• _SUPPLIED DATA_

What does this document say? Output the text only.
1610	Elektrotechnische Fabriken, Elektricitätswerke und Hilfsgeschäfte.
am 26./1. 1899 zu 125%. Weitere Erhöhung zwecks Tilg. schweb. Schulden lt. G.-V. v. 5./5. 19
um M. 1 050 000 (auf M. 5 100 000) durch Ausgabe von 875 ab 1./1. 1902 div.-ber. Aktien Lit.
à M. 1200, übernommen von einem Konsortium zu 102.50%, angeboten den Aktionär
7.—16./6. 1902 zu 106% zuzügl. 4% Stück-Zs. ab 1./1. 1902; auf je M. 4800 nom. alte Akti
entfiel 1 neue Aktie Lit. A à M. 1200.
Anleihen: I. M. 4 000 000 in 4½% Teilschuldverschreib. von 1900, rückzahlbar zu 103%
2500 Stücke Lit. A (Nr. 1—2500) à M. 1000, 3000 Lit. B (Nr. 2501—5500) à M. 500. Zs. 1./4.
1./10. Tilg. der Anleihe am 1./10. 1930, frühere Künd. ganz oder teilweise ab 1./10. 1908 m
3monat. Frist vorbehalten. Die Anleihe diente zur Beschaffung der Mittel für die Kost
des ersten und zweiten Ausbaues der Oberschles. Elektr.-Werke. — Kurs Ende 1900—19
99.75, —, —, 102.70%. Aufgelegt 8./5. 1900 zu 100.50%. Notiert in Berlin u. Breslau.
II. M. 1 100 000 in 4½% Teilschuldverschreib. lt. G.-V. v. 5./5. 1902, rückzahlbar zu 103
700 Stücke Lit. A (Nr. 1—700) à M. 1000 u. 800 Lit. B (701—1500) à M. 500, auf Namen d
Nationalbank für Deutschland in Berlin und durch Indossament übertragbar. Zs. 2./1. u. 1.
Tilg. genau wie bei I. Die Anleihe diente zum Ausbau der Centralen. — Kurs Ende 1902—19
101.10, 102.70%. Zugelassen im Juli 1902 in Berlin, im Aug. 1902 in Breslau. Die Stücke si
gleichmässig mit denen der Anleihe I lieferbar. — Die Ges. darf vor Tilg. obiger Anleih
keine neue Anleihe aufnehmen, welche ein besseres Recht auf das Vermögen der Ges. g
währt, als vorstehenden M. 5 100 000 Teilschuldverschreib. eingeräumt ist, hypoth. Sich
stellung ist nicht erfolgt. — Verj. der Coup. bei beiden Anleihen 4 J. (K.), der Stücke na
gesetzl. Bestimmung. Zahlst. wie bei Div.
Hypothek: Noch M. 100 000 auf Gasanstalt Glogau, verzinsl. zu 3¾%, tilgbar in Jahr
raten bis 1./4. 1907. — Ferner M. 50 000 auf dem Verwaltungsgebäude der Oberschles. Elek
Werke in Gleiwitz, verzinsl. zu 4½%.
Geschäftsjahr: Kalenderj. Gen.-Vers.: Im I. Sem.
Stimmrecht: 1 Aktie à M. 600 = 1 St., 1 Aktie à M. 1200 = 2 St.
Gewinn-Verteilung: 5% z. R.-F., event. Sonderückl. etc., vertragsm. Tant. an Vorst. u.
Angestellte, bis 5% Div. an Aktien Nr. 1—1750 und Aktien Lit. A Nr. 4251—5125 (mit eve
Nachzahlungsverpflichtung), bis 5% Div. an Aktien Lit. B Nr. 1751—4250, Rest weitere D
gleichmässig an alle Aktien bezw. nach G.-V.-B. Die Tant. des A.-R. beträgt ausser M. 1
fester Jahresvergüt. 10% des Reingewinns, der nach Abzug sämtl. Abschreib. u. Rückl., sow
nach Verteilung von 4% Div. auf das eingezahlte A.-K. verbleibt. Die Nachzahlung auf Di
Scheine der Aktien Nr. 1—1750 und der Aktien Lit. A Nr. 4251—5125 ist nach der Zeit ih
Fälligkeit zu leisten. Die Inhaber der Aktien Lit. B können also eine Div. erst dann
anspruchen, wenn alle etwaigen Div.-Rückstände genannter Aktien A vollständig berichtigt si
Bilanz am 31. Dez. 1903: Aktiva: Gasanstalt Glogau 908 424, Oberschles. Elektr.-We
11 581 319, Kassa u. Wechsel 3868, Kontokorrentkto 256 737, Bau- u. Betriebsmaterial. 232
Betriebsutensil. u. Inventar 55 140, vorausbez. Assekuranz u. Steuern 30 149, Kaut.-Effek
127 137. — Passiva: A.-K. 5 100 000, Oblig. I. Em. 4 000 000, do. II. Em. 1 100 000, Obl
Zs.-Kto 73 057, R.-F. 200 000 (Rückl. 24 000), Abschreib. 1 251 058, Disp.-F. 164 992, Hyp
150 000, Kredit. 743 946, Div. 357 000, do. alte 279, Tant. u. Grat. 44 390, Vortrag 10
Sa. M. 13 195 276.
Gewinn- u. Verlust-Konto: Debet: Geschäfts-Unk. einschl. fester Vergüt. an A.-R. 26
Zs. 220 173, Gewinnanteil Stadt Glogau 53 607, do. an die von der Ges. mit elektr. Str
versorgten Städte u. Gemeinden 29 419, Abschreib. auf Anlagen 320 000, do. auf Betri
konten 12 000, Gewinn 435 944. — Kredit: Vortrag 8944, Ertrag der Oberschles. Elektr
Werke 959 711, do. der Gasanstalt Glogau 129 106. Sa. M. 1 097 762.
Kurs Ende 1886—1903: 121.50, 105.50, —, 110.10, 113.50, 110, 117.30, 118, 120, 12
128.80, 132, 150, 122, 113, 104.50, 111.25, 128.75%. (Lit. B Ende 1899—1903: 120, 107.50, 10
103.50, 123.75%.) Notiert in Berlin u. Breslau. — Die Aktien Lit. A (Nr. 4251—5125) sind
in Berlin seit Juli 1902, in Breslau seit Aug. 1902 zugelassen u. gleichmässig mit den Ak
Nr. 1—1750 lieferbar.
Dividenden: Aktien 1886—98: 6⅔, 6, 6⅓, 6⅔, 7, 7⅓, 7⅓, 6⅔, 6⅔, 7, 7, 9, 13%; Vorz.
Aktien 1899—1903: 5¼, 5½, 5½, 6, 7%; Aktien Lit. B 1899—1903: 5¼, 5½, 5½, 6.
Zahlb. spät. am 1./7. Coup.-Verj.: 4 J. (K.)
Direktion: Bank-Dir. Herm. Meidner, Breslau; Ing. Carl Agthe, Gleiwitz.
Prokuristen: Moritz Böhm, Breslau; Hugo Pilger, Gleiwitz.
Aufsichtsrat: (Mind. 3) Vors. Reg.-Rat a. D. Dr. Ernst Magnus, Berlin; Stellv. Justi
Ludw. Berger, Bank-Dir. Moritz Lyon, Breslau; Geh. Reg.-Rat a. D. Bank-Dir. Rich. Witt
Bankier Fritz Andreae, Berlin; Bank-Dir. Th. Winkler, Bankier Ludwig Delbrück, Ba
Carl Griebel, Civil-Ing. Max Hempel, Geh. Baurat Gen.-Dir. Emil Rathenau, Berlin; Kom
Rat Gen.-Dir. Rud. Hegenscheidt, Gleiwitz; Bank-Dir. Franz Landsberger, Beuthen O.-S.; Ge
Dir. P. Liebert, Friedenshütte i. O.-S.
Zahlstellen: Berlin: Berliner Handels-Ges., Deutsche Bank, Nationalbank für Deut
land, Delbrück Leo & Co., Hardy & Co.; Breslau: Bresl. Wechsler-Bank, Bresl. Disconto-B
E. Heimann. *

• _WHAT YOU ARE ASKED TO DO_
Each line above must be printed exactly as it appears.

• _SOLUTION TO THIS PROBLEM_
What does this document say? Output the text only.
1610	Elektrotechnische Fabriken, Elektricitätswerke und Hilfsgeschäfte.
am 26./1. 1899 zu 125%. Weitere Erhöhung zwecks Tilg. schweb. Schulden lt. G.-V. v. 5./5. 19
um M. 1 050 000 (auf M. 5 100 000) durch Ausgabe von 875 ab 1./1. 1902 div.-ber. Aktien Lit.
à M. 1200, übernommen von einem Konsortium zu 102.50%, angeboten den Aktionär
7.—16./6. 1902 zu 106% zuzügl. 4% Stück-Zs. ab 1./1. 1902; auf je M. 4800 nom. alte Akti
entfiel 1 neue Aktie Lit. A à M. 1200.
Anleihen: I. M. 4 000 000 in 4½% Teilschuldverschreib. von 1900, rückzahlbar zu 103%
2500 Stücke Lit. A (Nr. 1—2500) à M. 1000, 3000 Lit. B (Nr. 2501—5500) à M. 500. Zs. 1./4.
1./10. Tilg. der Anleihe am 1./10. 1930, frühere Künd. ganz oder teilweise ab 1./10. 1908 m
3monat. Frist vorbehalten. Die Anleihe diente zur Beschaffung der Mittel für die Kost
des ersten und zweiten Ausbaues der Oberschles. Elektr.-Werke. — Kurs Ende 1900—19
99.75, —, —, 102.70%. Aufgelegt 8./5. 1900 zu 100.50%. Notiert in Berlin u. Breslau.
II. M. 1 100 000 in 4½% Teilschuldverschreib. lt. G.-V. v. 5./5. 1902, rückzahlbar zu 103
700 Stücke Lit. A (Nr. 1—700) à M. 1000 u. 800 Lit. B (701—1500) à M. 500, auf Namen d
Nationalbank für Deutschland in Berlin und durch Indossament übertragbar. Zs. 2./1. u. 1.
Tilg. genau wie bei I. Die Anleihe diente zum Ausbau der Centralen. — Kurs Ende 1902—19
101.10, 102.70%. Zugelassen im Juli 1902 in Berlin, im Aug. 1902 in Breslau. Die Stücke si
gleichmässig mit denen der Anleihe I lieferbar. — Die Ges. darf vor Tilg. obiger Anleih
keine neue Anleihe aufnehmen, welche ein besseres Recht auf das Vermögen der Ges. g
währt, als vorstehenden M. 5 100 000 Teilschuldverschreib. eingeräumt ist, hypoth. Sich
stellung ist nicht erfolgt. — Verj. der Coup. bei beiden Anleihen 4 J. (K.), der Stücke na
gesetzl. Bestimmung. Zahlst. wie bei Div.
Hypothek: Noch M. 100 000 auf Gasanstalt Glogau, verzinsl. zu 3¾%, tilgbar in Jahr
raten bis 1./4. 1907. — Ferner M. 50 000 auf dem Verwaltungsgebäude der Oberschles. Elek
Werke in Gleiwitz, verzinsl. zu 4½%.
Geschäftsjahr: Kalenderj. Gen.-Vers.: Im I. Sem.
Stimmrecht: 1 Aktie à M. 600 = 1 St., 1 Aktie à M. 1200 = 2 St.
Gewinn-Verteilung: 5% z. R.-F., event. Sonderückl. etc., vertragsm. Tant. an Vorst. u.
Angestellte, bis 5% Div. an Aktien Nr. 1—1750 und Aktien Lit. A Nr. 4251—5125 (mit eve
Nachzahlungsverpflichtung), bis 5% Div. an Aktien Lit. B Nr. 1751—4250, Rest weitere D
gleichmässig an alle Aktien bezw. nach G.-V.-B. Die Tant. des A.-R. beträgt ausser M. 1
fester Jahresvergüt. 10% des Reingewinns, der nach Abzug sämtl. Abschreib. u. Rückl., sow
nach Verteilung von 4% Div. auf das eingezahlte A.-K. verbleibt. Die Nachzahlung auf Di
Scheine der Aktien Nr. 1—1750 und der Aktien Lit. A Nr. 4251—5125 ist nach der Zeit ih
Fälligkeit zu leisten. Die Inhaber der Aktien Lit. B können also eine Div. erst dann
anspruchen, wenn alle etwaigen Div.-Rückstände genannter Aktien A vollständig berichtigt si
Bilanz am 31. Dez. 1903: Aktiva: Gasanstalt Glogau 908 424, Oberschles. Elektr.-We
11 581 319, Kassa u. Wechsel 3868, Kontokorrentkto 256 737, Bau- u. Betriebsmaterial. 232
Betriebsutensil. u. Inventar 55 140, vorausbez. Assekuranz u. Steuern 30 149, Kaut.-Effek
127 137. — Passiva: A.-K. 5 100 000, Oblig. I. Em. 4 000 000, do. II. Em. 1 100 000, Obl
Zs.-Kto 73 057, R.-F. 200 000 (Rückl. 24 000), Abschreib. 1 251 058, Disp.-F. 164 992, Hyp
150 000, Kredit. 743 946, Div. 357 000, do. alte 279, Tant. u. Grat. 44 390, Vortrag 10
Sa. M. 13 195 276.
Gewinn- u. Verlust-Konto: Debet: Geschäfts-Unk. einschl. fester Vergüt. an A.-R. 26
Zs. 220 173, Gewinnanteil Stadt Glogau 53 607, do. an die von der Ges. mit elektr. Str
versorgten Städte u. Gemeinden 29 419, Abschreib. auf Anlagen 320 000, do. auf Betri
konten 12 000, Gewinn 435 944. — Kredit: Vortrag 8944, Ertrag der Oberschles. Elektr
Werke 959 711, do. der Gasanstalt Glogau 129 106. Sa. M. 1 097 762.
Kurs Ende 1886—1903: 121.50, 105.50, —, 110.10, 113.50, 110, 117.30, 118, 120, 12
128.80, 132, 150, 122, 113, 104.50, 111.25, 128.75%. (Lit. B Ende 1899—1903: 120, 107.50, 10
103.50, 123.75%.) Notiert in Berlin u. Breslau. — Die Aktien Lit. A (Nr. 4251—5125) sind
in Berlin seit Juli 1902, in Breslau seit Aug. 1902 zugelassen u. gleichmässig mit den Ak
Nr. 1—1750 lieferbar.
Dividenden: Aktien 1886—98: 6⅔, 6, 6⅓, 6⅔, 7, 7⅓, 7⅓, 6⅔, 6⅔, 7, 7, 9, 13%; Vorz.
Aktien 1899—1903: 5¼, 5½, 5½, 6, 7%; Aktien Lit. B 1899—1903: 5¼, 5½, 5½, 6.
Zahlb. spät. am 1./7. Coup.-Verj.: 4 J. (K.)
Direktion: Bank-Dir. Herm. Meidner, Breslau; Ing. Carl Agthe, Gleiwitz.
Prokuristen: Moritz Böhm, Breslau; Hugo Pilger, Gleiwitz.
Aufsichtsrat: (Mind. 3) Vors. Reg.-Rat a. D. Dr. Ernst Magnus, Berlin; Stellv. Justi
Ludw. Berger, Bank-Dir. Moritz Lyon, Breslau; Geh. Reg.-Rat a. D. Bank-Dir. Rich. Witt
Bankier Fritz Andreae, Berlin; Bank-Dir. Th. Winkler, Bankier Ludwig Delbrück, Ba
Carl Griebel, Civil-Ing. Max Hempel, Geh. Baurat Gen.-Dir. Emil Rathenau, Berlin; Kom
Rat Gen.-Dir. Rud. Hegenscheidt, Gleiwitz; Bank-Dir. Franz Landsberger, Beuthen O.-S.; Ge
Dir. P. Liebert, Friedenshütte i. O.-S.
Zahlstellen: Berlin: Berliner Handels-Ges., Deutsche Bank, Nationalbank für Deut
land, Delbrück Leo & Co., Hardy & Co.; Breslau: Bresl. Wechsler-Bank, Bresl. Disconto-B
E. Heimann. *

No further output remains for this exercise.